▶ Records from a collection of figures:
════════════════
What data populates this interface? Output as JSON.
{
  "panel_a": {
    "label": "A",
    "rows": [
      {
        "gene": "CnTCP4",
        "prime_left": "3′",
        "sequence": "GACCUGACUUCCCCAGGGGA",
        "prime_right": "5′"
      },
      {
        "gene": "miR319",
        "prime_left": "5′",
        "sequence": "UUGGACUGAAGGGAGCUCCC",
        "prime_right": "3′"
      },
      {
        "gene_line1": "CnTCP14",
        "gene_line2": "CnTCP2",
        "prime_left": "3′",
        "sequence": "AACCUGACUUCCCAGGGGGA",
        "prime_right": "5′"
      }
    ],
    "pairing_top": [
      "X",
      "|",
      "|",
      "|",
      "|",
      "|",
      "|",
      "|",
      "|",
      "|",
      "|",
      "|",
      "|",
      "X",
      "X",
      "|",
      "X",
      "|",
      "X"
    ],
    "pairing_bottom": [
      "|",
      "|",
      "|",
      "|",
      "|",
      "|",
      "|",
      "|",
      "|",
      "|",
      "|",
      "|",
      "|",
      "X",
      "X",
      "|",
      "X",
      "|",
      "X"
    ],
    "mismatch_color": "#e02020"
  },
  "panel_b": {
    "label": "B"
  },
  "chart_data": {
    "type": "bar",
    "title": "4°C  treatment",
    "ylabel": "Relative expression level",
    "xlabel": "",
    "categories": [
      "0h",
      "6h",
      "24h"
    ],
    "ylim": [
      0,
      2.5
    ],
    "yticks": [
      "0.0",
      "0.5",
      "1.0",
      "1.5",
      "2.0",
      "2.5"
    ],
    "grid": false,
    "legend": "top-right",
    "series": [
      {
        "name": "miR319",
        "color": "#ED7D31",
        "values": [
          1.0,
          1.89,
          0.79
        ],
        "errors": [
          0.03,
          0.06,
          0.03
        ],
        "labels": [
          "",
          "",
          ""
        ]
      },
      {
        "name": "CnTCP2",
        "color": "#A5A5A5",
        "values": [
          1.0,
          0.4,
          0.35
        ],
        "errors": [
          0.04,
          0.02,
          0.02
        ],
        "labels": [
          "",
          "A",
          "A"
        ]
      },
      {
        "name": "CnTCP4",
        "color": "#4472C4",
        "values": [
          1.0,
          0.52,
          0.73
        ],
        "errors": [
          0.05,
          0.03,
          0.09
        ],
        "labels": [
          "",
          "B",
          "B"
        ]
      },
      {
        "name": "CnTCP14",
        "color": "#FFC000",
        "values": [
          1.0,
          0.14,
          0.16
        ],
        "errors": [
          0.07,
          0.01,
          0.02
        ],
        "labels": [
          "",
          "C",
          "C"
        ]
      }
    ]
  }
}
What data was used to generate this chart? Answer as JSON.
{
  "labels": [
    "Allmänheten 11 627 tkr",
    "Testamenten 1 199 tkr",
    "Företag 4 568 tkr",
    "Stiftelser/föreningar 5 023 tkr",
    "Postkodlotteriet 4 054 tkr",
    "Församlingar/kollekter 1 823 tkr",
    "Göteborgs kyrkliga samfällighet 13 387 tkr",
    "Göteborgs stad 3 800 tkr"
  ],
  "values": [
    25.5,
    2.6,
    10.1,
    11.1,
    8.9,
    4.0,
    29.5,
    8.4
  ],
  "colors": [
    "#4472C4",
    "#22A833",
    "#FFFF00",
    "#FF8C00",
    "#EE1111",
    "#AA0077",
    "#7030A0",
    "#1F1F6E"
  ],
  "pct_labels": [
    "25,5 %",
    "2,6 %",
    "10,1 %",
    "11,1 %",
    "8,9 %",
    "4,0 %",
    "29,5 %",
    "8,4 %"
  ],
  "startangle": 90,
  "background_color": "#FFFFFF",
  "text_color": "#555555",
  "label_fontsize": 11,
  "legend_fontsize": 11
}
════════════════
▶ WHAT THE TASK ASKS: Recopy all the lines exactly as they appear.

▶ SOLUTION:
What data populates this interface? Output as JSON.
{
  "panel_a": {
    "label": "A",
    "rows": [
      {
        "gene": "CnTCP4",
        "prime_left": "3′",
        "sequence": "GACCUGACUUCCCCAGGGGA",
        "prime_right": "5′"
      },
      {
        "gene": "miR319",
        "prime_left": "5′",
        "sequence": "UUGGACUGAAGGGAGCUCCC",
        "prime_right": "3′"
      },
      {
        "gene_line1": "CnTCP14",
        "gene_line2": "CnTCP2",
        "prime_left": "3′",
        "sequence": "AACCUGACUUCCCAGGGGGA",
        "prime_right": "5′"
      }
    ],
    "pairing_top": [
      "X",
      "|",
      "|",
      "|",
      "|",
      "|",
      "|",
      "|",
      "|",
      "|",
      "|",
      "|",
      "|",
      "X",
      "X",
      "|",
      "X",
      "|",
      "X"
    ],
    "pairing_bottom": [
      "|",
      "|",
      "|",
      "|",
      "|",
      "|",
      "|",
      "|",
      "|",
      "|",
      "|",
      "|",
      "|",
      "X",
      "X",
      "|",
      "X",
      "|",
      "X"
    ],
    "mismatch_color": "#e02020"
  },
  "panel_b": {
    "label": "B"
  },
  "chart_data": {
    "type": "bar",
    "title": "4°C  treatment",
    "ylabel": "Relative expression level",
    "xlabel": "",
    "categories": [
      "0h",
      "6h",
      "24h"
    ],
    "ylim": [
      0,
      2.5
    ],
    "yticks": [
      "0.0",
      "0.5",
      "1.0",
      "1.5",
      "2.0",
      "2.5"
    ],
    "grid": false,
    "legend": "top-right",
    "series": [
      {
        "name": "miR319",
        "color": "#ED7D31",
        "values": [
          1.0,
          1.89,
          0.79
        ],
        "errors": [
          0.03,
          0.06,
          0.03
        ],
        "labels": [
          "",
          "",
          ""
        ]
      },
      {
        "name": "CnTCP2",
        "color": "#A5A5A5",
        "values": [
          1.0,
          0.4,
          0.35
        ],
        "errors": [
          0.04,
          0.02,
          0.02
        ],
        "labels": [
          "",
          "A",
          "A"
        ]
      },
      {
        "name": "CnTCP4",
        "color": "#4472C4",
        "values": [
          1.0,
          0.52,
          0.73
        ],
        "errors": [
          0.05,
          0.03,
          0.09
        ],
        "labels": [
          "",
          "B",
          "B"
        ]
      },
      {
        "name": "CnTCP14",
        "color": "#FFC000",
        "values": [
          1.0,
          0.14,
          0.16
        ],
        "errors": [
          0.07,
          0.01,
          0.02
        ],
        "labels": [
          "",
          "C",
          "C"
        ]
      }
    ]
  }
}
What data was used to generate this chart? Answer as JSON.
{
  "labels": [
    "Allmänheten 11 627 tkr",
    "Testamenten 1 199 tkr",
    "Företag 4 568 tkr",
    "Stiftelser/föreningar 5 023 tkr",
    "Postkodlotteriet 4 054 tkr",
    "Församlingar/kollekter 1 823 tkr",
    "Göteborgs kyrkliga samfällighet 13 387 tkr",
    "Göteborgs stad 3 800 tkr"
  ],
  "values": [
    25.5,
    2.6,
    10.1,
    11.1,
    8.9,
    4.0,
    29.5,
    8.4
  ],
  "colors": [
    "#4472C4",
    "#22A833",
    "#FFFF00",
    "#FF8C00",
    "#EE1111",
    "#AA0077",
    "#7030A0",
    "#1F1F6E"
  ],
  "pct_labels": [
    "25,5 %",
    "2,6 %",
    "10,1 %",
    "11,1 %",
    "8,9 %",
    "4,0 %",
    "29,5 %",
    "8,4 %"
  ],
  "startangle": 90,
  "background_color": "#FFFFFF",
  "text_color": "#555555",
  "label_fontsize": 11,
  "legend_fontsize": 11
}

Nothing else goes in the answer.